Required task: Below are some records. Pull every line that contains the word "bytes".

(Collected data)
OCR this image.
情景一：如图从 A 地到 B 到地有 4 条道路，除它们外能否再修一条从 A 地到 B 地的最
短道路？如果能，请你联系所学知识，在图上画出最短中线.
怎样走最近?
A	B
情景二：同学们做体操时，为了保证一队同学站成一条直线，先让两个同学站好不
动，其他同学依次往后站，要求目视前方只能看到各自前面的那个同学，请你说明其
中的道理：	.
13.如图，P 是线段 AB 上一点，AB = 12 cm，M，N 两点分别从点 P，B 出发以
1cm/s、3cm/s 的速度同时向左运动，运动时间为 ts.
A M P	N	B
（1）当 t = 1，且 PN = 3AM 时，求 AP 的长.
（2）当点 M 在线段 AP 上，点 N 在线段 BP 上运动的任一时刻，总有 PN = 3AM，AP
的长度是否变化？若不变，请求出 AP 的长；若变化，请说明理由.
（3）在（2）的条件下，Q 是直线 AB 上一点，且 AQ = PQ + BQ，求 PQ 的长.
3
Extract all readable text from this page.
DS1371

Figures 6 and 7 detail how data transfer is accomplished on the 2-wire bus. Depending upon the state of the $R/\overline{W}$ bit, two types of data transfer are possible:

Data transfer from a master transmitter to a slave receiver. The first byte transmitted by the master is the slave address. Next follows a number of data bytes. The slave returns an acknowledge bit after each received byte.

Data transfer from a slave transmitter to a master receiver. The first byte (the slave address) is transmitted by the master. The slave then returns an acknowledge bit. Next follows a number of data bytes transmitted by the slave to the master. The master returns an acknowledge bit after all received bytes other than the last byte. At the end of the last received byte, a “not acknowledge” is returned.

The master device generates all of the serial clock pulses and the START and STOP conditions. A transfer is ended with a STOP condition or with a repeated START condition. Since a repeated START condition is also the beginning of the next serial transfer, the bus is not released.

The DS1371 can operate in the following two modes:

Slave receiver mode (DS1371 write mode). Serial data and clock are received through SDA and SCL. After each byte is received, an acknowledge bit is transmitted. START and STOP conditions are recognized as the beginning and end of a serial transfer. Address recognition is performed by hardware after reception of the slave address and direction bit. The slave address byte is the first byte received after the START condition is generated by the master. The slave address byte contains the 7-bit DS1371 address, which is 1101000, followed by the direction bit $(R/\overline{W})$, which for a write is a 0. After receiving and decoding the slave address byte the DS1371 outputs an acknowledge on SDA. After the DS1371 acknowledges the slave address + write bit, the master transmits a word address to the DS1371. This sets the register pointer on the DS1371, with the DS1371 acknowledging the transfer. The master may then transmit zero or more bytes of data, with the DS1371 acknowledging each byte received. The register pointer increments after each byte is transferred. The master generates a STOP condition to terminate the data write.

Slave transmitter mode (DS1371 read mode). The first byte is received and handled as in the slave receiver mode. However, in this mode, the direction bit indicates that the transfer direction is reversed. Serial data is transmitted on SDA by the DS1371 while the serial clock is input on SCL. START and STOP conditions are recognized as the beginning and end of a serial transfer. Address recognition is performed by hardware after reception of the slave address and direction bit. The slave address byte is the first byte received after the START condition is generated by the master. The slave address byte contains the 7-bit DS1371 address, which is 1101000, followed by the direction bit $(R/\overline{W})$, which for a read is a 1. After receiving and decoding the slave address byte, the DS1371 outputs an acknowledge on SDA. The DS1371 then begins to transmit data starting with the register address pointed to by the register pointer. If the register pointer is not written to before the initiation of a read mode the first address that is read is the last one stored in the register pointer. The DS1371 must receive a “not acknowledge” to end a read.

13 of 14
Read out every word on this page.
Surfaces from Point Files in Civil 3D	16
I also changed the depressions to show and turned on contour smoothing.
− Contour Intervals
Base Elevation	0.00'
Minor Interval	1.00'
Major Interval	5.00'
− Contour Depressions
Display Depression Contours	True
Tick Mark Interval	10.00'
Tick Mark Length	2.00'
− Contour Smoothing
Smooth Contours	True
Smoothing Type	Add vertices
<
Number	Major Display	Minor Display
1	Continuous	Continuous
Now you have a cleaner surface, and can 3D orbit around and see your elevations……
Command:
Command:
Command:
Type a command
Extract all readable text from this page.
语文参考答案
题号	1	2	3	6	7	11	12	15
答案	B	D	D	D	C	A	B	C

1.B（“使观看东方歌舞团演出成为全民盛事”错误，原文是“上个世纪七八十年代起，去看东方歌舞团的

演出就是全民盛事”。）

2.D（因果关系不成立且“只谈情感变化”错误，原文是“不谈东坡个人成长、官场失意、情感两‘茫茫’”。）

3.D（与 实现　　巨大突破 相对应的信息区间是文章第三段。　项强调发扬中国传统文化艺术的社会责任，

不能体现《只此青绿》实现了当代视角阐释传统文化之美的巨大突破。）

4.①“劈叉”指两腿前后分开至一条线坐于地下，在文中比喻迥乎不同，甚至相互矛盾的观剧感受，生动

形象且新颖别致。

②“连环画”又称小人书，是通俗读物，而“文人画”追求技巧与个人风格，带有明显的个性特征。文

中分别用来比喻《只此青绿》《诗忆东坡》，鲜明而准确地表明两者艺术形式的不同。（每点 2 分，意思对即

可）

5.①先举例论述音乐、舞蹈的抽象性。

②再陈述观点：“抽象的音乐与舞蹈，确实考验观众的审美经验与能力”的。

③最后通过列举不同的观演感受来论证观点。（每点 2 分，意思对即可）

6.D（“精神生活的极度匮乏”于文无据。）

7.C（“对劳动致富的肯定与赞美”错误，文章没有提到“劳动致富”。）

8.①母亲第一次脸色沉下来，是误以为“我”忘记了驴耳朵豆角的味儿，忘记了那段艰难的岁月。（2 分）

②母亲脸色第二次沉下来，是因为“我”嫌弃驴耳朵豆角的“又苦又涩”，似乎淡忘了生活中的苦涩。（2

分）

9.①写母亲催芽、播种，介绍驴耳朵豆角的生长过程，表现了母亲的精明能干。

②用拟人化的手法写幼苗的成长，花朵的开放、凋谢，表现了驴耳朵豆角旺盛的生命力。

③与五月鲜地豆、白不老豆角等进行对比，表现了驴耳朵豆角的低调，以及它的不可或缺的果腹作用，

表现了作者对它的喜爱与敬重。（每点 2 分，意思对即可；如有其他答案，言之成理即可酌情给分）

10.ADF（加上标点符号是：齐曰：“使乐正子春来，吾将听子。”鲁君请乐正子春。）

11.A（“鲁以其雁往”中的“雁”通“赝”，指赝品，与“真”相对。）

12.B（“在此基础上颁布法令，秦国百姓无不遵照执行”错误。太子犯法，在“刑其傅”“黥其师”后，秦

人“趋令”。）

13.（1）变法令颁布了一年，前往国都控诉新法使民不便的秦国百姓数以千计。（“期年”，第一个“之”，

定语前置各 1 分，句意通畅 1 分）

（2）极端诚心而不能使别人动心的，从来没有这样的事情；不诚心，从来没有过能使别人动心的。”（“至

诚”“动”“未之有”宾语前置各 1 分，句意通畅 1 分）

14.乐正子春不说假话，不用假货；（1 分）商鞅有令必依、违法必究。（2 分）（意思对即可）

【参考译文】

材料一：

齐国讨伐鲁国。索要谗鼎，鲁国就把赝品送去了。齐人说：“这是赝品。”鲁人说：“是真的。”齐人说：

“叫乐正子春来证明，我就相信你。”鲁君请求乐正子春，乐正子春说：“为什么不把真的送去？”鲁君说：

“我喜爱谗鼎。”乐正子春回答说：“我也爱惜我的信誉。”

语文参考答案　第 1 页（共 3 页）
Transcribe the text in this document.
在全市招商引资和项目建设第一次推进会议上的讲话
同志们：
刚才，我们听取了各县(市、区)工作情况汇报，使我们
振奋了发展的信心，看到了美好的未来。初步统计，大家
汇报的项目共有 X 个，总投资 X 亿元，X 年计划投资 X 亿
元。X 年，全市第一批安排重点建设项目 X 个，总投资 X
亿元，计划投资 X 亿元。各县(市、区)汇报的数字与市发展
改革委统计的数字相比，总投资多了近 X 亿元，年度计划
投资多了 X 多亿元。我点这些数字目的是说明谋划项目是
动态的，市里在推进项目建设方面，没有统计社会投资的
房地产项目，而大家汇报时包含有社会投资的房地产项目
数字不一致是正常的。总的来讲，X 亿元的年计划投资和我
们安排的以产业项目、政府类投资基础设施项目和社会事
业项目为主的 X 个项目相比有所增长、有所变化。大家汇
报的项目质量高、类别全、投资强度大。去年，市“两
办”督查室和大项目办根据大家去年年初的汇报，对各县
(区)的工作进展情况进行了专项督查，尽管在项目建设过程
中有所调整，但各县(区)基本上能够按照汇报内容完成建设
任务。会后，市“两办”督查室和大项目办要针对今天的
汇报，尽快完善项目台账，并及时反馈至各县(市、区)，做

The answer:
Data transfer from a master transmitter to a slave receiver. The first byte transmitted by the master is the slave address. Next follows a number of data bytes. The slave returns an acknowledge bit after each received byte.
Data transfer from a slave transmitter to a master receiver. The first byte (the slave address) is transmitted by the master. The slave then returns an acknowledge bit. Next follows a number of data bytes transmitted by the slave to the master. The master returns an acknowledge bit after all received bytes other than the last byte. At the end of the last received byte, a “not acknowledge” is returned.
Slave receiver mode (DS1371 write mode). Serial data and clock are received through SDA and SCL. After each byte is received, an acknowledge bit is transmitted. START and STOP conditions are recognized as the beginning and end of a serial transfer. Address recognition is performed by hardware after reception of the slave address and direction bit. The slave address byte is the first byte received after the START condition is generated by the master. The slave address byte contains the 7-bit DS1371 address, which is 1101000, followed by the direction bit $(R/\overline{W})$, which for a write is a 0. After receiving and decoding the slave address byte the DS1371 outputs an acknowledge on SDA. After the DS1371 acknowledges the slave address + write bit, the master transmits a word address to the DS1371. This sets the register pointer on the DS1371, with the DS1371 acknowledging the transfer. The master may then transmit zero or more bytes of data, with the DS1371 acknowledging each byte received. The register pointer increments after each byte is transferred. The master generates a STOP condition to terminate the data write.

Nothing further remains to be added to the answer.